TASK TO CARRY OUT | Repeat the material exactly, every line of it.

■ ■ ■ ■ ■ ■ ■

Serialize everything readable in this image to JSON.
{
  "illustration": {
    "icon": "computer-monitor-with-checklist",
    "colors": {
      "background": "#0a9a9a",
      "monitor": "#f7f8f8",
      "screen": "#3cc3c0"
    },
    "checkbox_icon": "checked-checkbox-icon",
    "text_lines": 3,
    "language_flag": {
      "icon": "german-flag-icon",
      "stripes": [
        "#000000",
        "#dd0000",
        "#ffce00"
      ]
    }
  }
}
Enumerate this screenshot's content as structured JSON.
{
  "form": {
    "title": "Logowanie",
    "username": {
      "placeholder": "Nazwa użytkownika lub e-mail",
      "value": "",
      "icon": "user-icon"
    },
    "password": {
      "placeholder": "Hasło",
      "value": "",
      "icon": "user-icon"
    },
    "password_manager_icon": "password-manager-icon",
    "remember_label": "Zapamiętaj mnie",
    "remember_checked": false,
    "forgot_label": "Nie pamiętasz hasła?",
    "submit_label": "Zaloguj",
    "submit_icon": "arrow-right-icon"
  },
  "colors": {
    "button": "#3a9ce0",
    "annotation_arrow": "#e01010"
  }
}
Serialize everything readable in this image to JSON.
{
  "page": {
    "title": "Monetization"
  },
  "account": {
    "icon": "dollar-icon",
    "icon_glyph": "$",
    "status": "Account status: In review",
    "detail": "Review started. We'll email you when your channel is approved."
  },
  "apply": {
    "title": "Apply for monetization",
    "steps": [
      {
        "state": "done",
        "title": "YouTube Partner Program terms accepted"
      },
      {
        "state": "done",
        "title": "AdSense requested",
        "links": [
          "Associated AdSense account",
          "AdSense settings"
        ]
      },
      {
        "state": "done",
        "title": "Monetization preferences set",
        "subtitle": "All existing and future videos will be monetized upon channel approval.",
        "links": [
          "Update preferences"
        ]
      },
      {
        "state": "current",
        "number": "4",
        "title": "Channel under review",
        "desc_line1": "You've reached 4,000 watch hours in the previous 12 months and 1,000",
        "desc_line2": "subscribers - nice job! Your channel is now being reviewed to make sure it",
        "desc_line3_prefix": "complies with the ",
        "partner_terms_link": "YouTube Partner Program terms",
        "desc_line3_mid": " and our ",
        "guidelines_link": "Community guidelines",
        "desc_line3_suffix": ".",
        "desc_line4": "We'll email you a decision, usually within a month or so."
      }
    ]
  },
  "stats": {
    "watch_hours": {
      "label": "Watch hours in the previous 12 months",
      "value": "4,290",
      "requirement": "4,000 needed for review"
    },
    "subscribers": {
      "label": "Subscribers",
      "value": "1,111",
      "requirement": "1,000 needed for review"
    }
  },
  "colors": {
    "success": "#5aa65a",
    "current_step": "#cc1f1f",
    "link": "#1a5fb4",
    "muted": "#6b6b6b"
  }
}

■ ■ ■ ■ ■ ■ ■

THE RESPONSE |
Serialize everything readable in this image to JSON.
{
  "illustration": {
    "icon": "computer-monitor-with-checklist",
    "colors": {
      "background": "#0a9a9a",
      "monitor": "#f7f8f8",
      "screen": "#3cc3c0"
    },
    "checkbox_icon": "checked-checkbox-icon",
    "text_lines": 3,
    "language_flag": {
      "icon": "german-flag-icon",
      "stripes": [
        "#000000",
        "#dd0000",
        "#ffce00"
      ]
    }
  }
}
Enumerate this screenshot's content as structured JSON.
{
  "form": {
    "title": "Logowanie",
    "username": {
      "placeholder": "Nazwa użytkownika lub e-mail",
      "value": "",
      "icon": "user-icon"
    },
    "password": {
      "placeholder": "Hasło",
      "value": "",
      "icon": "user-icon"
    },
    "password_manager_icon": "password-manager-icon",
    "remember_label": "Zapamiętaj mnie",
    "remember_checked": false,
    "forgot_label": "Nie pamiętasz hasła?",
    "submit_label": "Zaloguj",
    "submit_icon": "arrow-right-icon"
  },
  "colors": {
    "button": "#3a9ce0",
    "annotation_arrow": "#e01010"
  }
}
Serialize everything readable in this image to JSON.
{
  "page": {
    "title": "Monetization"
  },
  "account": {
    "icon": "dollar-icon",
    "icon_glyph": "$",
    "status": "Account status: In review",
    "detail": "Review started. We'll email you when your channel is approved."
  },
  "apply": {
    "title": "Apply for monetization",
    "steps": [
      {
        "state": "done",
        "title": "YouTube Partner Program terms accepted"
      },
      {
        "state": "done",
        "title": "AdSense requested",
        "links": [
          "Associated AdSense account",
          "AdSense settings"
        ]
      },
      {
        "state": "done",
        "title": "Monetization preferences set",
        "subtitle": "All existing and future videos will be monetized upon channel approval.",
        "links": [
          "Update preferences"
        ]
      },
      {
        "state": "current",
        "number": "4",
        "title": "Channel under review",
        "desc_line1": "You've reached 4,000 watch hours in the previous 12 months and 1,000",
        "desc_line2": "subscribers - nice job! Your channel is now being reviewed to make sure it",
        "desc_line3_prefix": "complies with the ",
        "partner_terms_link": "YouTube Partner Program terms",
        "desc_line3_mid": " and our ",
        "guidelines_link": "Community guidelines",
        "desc_line3_suffix": ".",
        "desc_line4": "We'll email you a decision, usually within a month or so."
      }
    ]
  },
  "stats": {
    "watch_hours": {
      "label": "Watch hours in the previous 12 months",
      "value": "4,290",
      "requirement": "4,000 needed for review"
    },
    "subscribers": {
      "label": "Subscribers",
      "value": "1,111",
      "requirement": "1,000 needed for review"
    }
  },
  "colors": {
    "success": "#5aa65a",
    "current_step": "#cc1f1f",
    "link": "#1a5fb4",
    "muted": "#6b6b6b"
  }
}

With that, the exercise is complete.